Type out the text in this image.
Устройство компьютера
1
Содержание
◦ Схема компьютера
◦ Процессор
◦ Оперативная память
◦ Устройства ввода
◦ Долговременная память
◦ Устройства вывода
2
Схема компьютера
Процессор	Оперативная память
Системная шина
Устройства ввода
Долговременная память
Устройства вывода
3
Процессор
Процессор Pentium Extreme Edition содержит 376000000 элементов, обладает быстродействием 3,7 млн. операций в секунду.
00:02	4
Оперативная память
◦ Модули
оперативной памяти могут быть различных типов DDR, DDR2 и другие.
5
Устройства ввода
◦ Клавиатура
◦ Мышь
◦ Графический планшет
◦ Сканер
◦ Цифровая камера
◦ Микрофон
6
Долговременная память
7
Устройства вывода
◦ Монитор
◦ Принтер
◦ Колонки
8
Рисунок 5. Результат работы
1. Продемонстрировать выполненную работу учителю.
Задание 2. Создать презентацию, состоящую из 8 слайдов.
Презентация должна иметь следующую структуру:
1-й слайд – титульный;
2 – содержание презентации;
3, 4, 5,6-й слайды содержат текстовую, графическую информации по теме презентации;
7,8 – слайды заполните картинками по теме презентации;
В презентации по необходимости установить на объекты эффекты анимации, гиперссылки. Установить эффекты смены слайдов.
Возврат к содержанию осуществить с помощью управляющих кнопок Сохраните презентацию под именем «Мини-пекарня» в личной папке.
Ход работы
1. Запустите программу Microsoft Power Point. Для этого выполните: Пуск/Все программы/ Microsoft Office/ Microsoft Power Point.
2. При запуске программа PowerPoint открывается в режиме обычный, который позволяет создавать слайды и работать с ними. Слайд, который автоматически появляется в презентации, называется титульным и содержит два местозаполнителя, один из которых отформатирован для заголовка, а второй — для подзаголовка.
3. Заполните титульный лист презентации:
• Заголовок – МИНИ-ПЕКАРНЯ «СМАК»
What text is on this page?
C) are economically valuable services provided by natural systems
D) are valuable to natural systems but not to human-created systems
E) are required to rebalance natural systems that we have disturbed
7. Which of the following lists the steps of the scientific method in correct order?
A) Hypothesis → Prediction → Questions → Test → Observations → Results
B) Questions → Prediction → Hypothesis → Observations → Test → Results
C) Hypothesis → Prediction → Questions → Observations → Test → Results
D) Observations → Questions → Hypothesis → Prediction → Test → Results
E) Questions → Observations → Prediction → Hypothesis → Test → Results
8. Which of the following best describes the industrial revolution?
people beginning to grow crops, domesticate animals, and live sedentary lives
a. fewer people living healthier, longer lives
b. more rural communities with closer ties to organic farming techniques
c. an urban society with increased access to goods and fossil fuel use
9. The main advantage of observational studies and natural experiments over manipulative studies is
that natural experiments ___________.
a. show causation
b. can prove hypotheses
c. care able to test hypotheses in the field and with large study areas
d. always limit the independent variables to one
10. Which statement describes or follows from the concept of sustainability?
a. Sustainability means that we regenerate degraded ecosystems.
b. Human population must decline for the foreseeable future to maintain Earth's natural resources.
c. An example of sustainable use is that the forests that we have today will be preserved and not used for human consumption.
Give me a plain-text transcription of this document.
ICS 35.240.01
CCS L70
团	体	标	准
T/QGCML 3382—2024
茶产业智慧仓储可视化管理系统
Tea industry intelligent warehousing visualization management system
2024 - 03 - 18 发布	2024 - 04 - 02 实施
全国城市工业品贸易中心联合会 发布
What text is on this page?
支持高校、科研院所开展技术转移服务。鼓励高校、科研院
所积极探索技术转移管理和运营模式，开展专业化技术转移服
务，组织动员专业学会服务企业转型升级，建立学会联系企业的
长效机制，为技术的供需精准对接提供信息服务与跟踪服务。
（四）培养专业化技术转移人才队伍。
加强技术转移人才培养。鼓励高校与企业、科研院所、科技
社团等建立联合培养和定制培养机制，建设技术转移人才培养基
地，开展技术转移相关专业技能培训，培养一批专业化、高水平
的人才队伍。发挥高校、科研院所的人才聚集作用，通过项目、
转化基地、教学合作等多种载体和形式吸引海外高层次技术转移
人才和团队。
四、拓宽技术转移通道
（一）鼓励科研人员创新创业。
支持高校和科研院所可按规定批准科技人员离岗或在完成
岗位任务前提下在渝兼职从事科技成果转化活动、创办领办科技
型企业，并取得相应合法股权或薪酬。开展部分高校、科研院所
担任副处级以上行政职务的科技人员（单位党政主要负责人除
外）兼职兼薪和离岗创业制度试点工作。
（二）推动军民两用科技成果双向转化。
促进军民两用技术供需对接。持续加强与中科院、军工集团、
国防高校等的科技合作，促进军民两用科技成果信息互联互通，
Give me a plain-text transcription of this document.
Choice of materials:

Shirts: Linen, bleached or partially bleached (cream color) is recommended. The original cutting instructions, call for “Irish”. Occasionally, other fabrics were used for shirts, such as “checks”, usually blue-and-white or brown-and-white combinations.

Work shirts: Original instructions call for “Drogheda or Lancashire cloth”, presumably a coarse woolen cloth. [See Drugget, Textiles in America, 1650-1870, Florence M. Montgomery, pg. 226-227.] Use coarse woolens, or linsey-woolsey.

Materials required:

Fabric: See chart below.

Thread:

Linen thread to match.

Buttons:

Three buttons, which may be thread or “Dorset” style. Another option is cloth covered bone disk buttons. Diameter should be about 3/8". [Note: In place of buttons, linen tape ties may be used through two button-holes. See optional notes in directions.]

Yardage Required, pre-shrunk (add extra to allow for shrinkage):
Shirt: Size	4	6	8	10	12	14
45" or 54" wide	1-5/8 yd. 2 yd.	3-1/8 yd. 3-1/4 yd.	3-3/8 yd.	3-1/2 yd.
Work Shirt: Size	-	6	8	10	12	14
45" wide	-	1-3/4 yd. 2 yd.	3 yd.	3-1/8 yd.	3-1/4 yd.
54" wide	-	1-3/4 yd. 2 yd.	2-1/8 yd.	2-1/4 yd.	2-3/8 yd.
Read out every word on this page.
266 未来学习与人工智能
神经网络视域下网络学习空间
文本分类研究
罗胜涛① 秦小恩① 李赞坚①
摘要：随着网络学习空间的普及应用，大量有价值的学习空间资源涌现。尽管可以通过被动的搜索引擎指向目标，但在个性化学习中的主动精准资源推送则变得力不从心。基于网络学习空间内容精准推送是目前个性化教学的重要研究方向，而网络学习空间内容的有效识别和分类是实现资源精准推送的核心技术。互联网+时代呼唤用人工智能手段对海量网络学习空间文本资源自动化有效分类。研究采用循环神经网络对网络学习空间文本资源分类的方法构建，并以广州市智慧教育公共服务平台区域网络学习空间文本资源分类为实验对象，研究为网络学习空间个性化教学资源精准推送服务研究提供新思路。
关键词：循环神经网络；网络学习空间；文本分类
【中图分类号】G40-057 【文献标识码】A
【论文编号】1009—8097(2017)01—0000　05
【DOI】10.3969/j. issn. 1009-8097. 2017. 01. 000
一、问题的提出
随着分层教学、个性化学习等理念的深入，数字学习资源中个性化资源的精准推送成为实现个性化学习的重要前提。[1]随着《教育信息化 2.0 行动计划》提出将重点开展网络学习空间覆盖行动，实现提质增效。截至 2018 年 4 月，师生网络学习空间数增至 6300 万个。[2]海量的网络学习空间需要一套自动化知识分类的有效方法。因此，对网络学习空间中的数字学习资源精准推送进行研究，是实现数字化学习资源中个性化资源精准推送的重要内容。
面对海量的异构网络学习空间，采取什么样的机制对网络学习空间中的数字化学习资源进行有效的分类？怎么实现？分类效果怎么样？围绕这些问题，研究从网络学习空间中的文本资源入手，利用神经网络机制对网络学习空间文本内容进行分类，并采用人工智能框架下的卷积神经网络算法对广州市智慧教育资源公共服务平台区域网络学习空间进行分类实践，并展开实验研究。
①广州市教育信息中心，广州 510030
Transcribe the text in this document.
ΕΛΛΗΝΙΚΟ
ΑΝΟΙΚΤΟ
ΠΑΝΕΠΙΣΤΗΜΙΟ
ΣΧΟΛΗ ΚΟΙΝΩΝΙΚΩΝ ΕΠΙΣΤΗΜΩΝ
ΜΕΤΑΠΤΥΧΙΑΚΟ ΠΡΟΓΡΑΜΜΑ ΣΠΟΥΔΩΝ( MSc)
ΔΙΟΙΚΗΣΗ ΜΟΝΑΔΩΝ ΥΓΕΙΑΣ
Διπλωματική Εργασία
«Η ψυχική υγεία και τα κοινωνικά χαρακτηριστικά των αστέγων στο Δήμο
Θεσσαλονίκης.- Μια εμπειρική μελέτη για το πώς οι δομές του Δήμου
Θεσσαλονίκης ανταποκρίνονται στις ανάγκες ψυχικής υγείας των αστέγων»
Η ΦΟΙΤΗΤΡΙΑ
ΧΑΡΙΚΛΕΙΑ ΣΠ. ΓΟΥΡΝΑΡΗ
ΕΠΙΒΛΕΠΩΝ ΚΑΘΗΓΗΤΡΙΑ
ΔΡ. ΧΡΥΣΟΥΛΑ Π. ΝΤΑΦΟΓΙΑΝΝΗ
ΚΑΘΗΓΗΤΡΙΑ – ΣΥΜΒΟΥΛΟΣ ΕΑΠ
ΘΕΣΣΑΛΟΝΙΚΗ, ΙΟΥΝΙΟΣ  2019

..............................

OBJECTIVE: Reproduce the lines from the one containing "Transcribe the text in this document." to the end of the entries, keeping both ends and adding nothing.

TASK ANSWER:
Transcribe the text in this document.
ΕΛΛΗΝΙΚΟ
ΑΝΟΙΚΤΟ
ΠΑΝΕΠΙΣΤΗΜΙΟ
ΣΧΟΛΗ ΚΟΙΝΩΝΙΚΩΝ ΕΠΙΣΤΗΜΩΝ
ΜΕΤΑΠΤΥΧΙΑΚΟ ΠΡΟΓΡΑΜΜΑ ΣΠΟΥΔΩΝ( MSc)
ΔΙΟΙΚΗΣΗ ΜΟΝΑΔΩΝ ΥΓΕΙΑΣ
Διπλωματική Εργασία
«Η ψυχική υγεία και τα κοινωνικά χαρακτηριστικά των αστέγων στο Δήμο
Θεσσαλονίκης.- Μια εμπειρική μελέτη για το πώς οι δομές του Δήμου
Θεσσαλονίκης ανταποκρίνονται στις ανάγκες ψυχικής υγείας των αστέγων»
Η ΦΟΙΤΗΤΡΙΑ
ΧΑΡΙΚΛΕΙΑ ΣΠ. ΓΟΥΡΝΑΡΗ
ΕΠΙΒΛΕΠΩΝ ΚΑΘΗΓΗΤΡΙΑ
ΔΡ. ΧΡΥΣΟΥΛΑ Π. ΝΤΑΦΟΓΙΑΝΝΗ
ΚΑΘΗΓΗΤΡΙΑ – ΣΥΜΒΟΥΛΟΣ ΕΑΠ
ΘΕΣΣΑΛΟΝΙΚΗ, ΙΟΥΝΙΟΣ  2019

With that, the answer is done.